TASK TO COMPLETE: State how many lines in the listing contain the string "Show", treating uppercase and lowercase as different. Reply with the number alone.

RECORDS PROVIDED:
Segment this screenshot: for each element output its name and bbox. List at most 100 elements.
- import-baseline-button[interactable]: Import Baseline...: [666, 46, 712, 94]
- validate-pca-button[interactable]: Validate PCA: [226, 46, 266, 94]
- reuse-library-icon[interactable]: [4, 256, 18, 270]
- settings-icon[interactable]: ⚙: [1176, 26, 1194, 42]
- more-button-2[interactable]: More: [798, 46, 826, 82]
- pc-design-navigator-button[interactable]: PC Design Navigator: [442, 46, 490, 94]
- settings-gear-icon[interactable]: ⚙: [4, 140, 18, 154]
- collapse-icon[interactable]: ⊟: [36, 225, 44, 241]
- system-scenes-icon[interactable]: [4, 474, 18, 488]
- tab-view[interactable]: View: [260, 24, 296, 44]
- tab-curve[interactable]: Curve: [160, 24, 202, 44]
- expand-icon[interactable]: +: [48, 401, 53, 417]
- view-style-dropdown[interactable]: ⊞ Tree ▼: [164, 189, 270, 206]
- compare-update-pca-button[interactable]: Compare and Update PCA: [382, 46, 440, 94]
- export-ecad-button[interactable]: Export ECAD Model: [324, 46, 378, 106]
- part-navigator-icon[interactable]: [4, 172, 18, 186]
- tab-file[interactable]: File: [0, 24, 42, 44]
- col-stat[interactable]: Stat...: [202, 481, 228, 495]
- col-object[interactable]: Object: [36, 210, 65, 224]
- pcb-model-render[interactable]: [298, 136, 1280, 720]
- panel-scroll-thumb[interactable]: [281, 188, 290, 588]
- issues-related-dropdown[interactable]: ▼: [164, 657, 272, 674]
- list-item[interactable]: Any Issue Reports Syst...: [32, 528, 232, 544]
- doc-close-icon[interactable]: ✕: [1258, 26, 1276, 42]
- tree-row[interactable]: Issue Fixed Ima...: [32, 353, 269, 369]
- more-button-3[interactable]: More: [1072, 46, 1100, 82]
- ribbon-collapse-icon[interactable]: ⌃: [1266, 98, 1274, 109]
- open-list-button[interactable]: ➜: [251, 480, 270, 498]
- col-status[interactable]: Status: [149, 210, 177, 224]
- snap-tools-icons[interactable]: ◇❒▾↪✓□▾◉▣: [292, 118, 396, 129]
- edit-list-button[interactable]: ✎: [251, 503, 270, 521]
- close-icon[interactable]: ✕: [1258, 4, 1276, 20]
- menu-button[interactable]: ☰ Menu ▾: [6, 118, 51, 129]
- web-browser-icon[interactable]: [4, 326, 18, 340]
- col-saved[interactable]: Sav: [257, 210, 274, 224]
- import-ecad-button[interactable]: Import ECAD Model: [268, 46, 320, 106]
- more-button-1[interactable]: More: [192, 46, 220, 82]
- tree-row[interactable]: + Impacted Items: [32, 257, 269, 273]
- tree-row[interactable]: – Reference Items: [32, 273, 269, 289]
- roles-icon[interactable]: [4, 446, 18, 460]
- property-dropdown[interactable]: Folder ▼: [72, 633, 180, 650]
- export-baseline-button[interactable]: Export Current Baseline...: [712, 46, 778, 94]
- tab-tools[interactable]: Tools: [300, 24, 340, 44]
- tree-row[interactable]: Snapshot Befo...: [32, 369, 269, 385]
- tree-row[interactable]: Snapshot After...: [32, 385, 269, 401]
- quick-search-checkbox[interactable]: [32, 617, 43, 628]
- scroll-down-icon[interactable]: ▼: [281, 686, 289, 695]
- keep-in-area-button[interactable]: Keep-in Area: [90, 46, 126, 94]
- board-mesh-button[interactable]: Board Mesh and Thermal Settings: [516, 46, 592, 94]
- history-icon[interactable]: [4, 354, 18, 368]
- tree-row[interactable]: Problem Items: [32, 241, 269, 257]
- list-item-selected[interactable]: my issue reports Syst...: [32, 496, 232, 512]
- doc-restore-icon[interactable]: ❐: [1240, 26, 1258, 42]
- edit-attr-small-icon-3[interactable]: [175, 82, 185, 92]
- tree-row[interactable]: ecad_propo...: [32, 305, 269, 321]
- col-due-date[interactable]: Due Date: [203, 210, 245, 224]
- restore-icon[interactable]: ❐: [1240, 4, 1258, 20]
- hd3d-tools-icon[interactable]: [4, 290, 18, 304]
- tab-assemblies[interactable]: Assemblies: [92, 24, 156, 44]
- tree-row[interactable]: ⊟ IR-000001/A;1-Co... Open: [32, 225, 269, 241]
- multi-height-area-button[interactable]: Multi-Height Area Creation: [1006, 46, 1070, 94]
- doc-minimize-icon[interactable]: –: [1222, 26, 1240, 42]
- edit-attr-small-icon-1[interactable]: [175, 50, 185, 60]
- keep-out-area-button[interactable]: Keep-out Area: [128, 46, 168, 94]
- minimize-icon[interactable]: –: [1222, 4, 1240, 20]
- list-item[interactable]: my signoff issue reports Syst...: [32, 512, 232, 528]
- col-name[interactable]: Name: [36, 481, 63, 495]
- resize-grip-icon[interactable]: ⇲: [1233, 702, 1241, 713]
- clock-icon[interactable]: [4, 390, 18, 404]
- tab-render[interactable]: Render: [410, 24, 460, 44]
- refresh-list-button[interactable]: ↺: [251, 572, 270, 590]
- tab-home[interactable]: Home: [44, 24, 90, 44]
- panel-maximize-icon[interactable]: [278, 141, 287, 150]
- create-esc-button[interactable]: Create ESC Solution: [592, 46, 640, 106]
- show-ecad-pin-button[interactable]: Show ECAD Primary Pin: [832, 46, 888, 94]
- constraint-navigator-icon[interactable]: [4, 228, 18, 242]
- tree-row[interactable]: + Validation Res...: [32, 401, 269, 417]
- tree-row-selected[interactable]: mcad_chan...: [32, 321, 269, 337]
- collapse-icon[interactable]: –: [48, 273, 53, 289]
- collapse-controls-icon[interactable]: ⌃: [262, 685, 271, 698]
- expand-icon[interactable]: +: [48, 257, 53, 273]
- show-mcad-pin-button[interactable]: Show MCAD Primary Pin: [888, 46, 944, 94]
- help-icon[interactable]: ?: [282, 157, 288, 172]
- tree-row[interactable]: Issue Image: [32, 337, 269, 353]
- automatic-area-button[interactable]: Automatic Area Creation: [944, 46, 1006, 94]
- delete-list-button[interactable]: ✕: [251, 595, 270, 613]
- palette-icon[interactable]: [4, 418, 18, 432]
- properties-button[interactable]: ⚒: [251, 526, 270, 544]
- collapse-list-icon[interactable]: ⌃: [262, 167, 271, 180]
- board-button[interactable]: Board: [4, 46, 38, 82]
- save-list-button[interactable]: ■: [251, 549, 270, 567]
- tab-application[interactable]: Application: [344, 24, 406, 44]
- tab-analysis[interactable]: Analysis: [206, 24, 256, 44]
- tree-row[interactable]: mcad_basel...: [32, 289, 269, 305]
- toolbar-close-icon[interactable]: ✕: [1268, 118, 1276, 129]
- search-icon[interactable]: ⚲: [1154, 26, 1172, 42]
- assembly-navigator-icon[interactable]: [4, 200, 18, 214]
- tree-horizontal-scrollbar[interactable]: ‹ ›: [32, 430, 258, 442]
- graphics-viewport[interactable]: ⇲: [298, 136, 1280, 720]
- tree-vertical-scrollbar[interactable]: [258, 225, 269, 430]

RESULT OF THE TASK: 2